● Provided passage
Docklands is becoming cool

Docklands is becoming cool

So last week I met with an old real estate friend to look at how to rejuvenate empty space, specifically strengths and weakness in both corporate and cultural settings.

He took me around the city to look at all the spaces that were available and we mainly looked around the Collins St end of Docklands. I was struck by how much space there was empty, that is just sitting there.

It frustrates me to think of all this wasted space that brings no value to the community and its culture. The people who own these properties paid a lot of money for them once. I suspect the value of these spaces has dropped vastly because they have remained empty since being built more than 15 years ago.

As most of you probably know, Blender Studios recently relocated from its gritty urban origins in the laneways of Melbourne’s CBD into The District Docklands shopping centre …. This development had been plagued by similar issues of empty spaces and lack of culture.

Surrounded by once-empty shops and construction, Blender has been co-opted for its potential to rejuvenate the space and contribute to gentrification. Blender has become an oasis – a shining beacon for independent and experimental art endeavours.

About a year after we moved in, Renew Australia filled much of the remaining empty spaces around us, which has helped make the area rich in artists.

The walk around the city with my real estate friend made me realise what is going on at The District Docklands in regard to the artists, art and galleries. The corporate collaboration is unique and it’s working.

The planners at the shopping centre have created an interesting mixture of corporates, workers, shoppers and artists sharing the public space. The needs of centre management are carefully choreographed within this unlikely combination, with the retail businesses and shoppers at the centre of their focus.

The artists, curators and galleries have been placed in one full wing of the shopping centre, set up as an arts precinct.

This situation has created a delicate balance for Blender – between supporting the vison of the studios, their philosophies and needs of the artists – while meeting the needs of the corporate bureaucracy.

This is not the first time that urban planners have utilised art spaces to assist in the rejuvenation of Docklands.

In 2010 the Creative City initiative and MAB came together to create a number of art galleries and a few studios known as the Docklands Spaces Program.

Corporate design and large-scale development for profits meant that the urban design of Docklands was not at the forefront of consideration and the precinct suffered as a result. So, they created the first Docklands art precinct.

The main problem with the project was that it was over-managed, with conflicting interests and numerous corporate demands which made it hard to maintain direction. Kate Shaw, a curator and researcher in the first Docklands art precinct, concluded that the “temporary spaces movements do not have the capacity to solve the problems at places like Docklands”.

According to her, there is no way that history will not repeat itself.

Well, after walking around with my real estate friend, I then took him back to Blender to show him what we have been up to and the unusual collaboration that we have managed to achieve with AsheMorgan.

I think what has transpired at The District has become really important and a fantastic case study of the currency of culture.

I just worry that everything in life is based on relationships and it could take only one rogue worker or one crazy artist to rupture the relationships that are required in order for projects like this to exist.

This has become one of the most successful corporate and artistic collaborations in Melbourne and, possibly, Australia. And it has taken so much commitment and sacrifice on both sides.

I do worry that people who are unaware of its importance could be flippant with its value and that it could be on the edge of a cliff.

It will only be in retrospect that the full implications of this corporate collaboration will be understood – its importance to the artistic world and its ability to work in space and community rejuvenation.

But as Blender sits in its beautiful space, I must compliment AsheMorgan for having the insight and brains to understand the importance of what is happening down at The District. Without its vison, so much important and amazing work would never have happened.

It really is spectacular and one of the best examples of its kind.

I hope that The District values the collaboration as much as the artists do to ensure that the relationships that hold this whole project together are protected.

Cheers to The District and its understanding of culture as real currency.

(Stored data entries)
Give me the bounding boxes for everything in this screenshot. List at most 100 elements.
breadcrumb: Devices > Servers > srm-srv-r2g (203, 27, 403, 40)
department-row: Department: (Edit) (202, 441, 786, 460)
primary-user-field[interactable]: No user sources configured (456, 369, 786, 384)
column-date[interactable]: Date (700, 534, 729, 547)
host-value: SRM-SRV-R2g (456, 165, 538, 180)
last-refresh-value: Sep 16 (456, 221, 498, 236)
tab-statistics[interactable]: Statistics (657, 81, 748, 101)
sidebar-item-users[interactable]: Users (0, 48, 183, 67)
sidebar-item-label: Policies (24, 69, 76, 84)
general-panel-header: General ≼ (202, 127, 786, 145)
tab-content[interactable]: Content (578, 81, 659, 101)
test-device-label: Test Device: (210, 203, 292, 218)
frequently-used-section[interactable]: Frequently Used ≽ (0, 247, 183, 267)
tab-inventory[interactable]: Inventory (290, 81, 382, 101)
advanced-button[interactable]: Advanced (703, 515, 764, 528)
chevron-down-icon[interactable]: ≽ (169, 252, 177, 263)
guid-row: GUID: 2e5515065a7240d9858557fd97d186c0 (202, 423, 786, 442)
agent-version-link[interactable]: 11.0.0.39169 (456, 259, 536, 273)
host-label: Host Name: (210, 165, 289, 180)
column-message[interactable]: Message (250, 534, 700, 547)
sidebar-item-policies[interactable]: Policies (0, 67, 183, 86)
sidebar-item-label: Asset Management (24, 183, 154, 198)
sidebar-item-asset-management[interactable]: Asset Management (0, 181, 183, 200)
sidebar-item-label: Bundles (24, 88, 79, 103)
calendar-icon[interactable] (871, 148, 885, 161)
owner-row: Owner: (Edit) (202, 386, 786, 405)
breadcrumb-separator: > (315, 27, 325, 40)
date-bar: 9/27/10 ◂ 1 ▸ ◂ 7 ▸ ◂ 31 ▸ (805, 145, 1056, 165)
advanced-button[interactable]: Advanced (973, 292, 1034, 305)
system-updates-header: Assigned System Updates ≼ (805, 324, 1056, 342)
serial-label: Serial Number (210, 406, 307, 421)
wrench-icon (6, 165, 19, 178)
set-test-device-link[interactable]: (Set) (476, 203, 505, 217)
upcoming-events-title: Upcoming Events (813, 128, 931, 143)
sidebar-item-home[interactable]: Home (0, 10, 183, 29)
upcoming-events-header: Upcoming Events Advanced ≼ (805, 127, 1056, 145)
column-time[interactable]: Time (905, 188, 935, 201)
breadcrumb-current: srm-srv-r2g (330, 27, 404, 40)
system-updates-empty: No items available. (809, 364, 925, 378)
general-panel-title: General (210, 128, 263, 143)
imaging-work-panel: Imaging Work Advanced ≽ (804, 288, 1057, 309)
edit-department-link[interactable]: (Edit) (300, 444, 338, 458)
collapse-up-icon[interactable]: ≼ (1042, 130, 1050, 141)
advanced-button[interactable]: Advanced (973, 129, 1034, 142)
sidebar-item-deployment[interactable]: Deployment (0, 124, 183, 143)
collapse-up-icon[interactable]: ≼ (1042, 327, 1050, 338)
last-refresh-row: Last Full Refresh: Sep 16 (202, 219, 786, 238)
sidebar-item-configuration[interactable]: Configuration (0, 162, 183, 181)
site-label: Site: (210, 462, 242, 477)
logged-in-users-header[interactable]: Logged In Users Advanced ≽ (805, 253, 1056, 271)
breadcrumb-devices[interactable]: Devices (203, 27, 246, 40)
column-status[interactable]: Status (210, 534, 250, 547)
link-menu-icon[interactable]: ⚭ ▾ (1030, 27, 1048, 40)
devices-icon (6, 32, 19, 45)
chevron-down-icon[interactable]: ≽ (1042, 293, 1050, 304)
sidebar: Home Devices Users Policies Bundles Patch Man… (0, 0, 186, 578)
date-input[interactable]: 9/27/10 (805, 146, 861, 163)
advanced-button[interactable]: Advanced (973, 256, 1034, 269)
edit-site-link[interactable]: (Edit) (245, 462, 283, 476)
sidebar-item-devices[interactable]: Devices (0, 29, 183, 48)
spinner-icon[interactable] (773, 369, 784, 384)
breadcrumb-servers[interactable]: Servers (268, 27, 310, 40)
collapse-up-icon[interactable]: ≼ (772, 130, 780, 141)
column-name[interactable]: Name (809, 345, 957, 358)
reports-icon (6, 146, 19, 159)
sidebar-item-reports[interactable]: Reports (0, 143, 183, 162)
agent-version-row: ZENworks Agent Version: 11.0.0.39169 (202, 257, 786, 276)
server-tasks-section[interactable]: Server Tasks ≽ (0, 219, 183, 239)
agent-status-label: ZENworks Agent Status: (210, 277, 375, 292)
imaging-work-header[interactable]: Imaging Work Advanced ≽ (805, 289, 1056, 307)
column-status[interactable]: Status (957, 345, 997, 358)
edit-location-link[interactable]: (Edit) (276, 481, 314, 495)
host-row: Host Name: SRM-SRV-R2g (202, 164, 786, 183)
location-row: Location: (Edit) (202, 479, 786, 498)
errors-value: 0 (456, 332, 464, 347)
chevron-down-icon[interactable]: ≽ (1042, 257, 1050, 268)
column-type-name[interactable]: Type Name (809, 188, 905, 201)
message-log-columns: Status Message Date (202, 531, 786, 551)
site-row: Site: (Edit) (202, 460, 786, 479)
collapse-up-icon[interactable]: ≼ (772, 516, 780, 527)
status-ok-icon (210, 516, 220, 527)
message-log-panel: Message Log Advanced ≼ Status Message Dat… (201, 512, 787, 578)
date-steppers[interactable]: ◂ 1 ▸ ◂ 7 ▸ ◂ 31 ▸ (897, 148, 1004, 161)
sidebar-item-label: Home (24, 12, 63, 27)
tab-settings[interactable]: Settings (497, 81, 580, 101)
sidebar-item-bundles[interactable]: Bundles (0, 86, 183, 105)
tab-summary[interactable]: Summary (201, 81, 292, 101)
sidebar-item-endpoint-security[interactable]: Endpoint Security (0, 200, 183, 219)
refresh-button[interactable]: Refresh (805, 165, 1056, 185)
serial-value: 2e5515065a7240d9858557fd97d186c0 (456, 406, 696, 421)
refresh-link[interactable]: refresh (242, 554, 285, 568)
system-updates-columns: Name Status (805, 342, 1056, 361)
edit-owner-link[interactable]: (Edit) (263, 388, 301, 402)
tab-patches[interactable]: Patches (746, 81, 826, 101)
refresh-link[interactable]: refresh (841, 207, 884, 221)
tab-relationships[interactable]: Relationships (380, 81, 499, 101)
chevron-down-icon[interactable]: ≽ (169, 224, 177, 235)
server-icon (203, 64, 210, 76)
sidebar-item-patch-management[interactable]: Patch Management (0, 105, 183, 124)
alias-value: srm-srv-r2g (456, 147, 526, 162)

● What to do
a) Answer these questions about the Docklands article:
(i) About a year after Blender moved in, which organization filled much of the remaining empty space around it?
(ii) In what year did the Creative City initiative and MAB create the Docklands Spaces Program?
(iii) What role did Kate Shaw hold in the first Docklands art precinct?
b) Reproduce the portion of the Docklands article starting with "This situation has" and going on through "Docklands art precinct.".

● Results in order
a)
(i) Renew Australia
(ii) 2010
(iii) Curator and researcher

b)
This situation has created a delicate balance for Blender – between supporting the vison of the studios, their philosophies and needs of the artists – while meeting the needs of the corporate bureaucracy.

This is not the first time that urban planners have utilised art spaces to assist in the rejuvenation of Docklands.

In 2010 the Creative City initiative and MAB came together to create a number of art galleries and a few studios known as the Docklands Spaces Program.

Corporate design and large-scale development for profits meant that the urban design of Docklands was not at the forefront of consideration and the precinct suffered as a result. So, they created the first Docklands art precinct.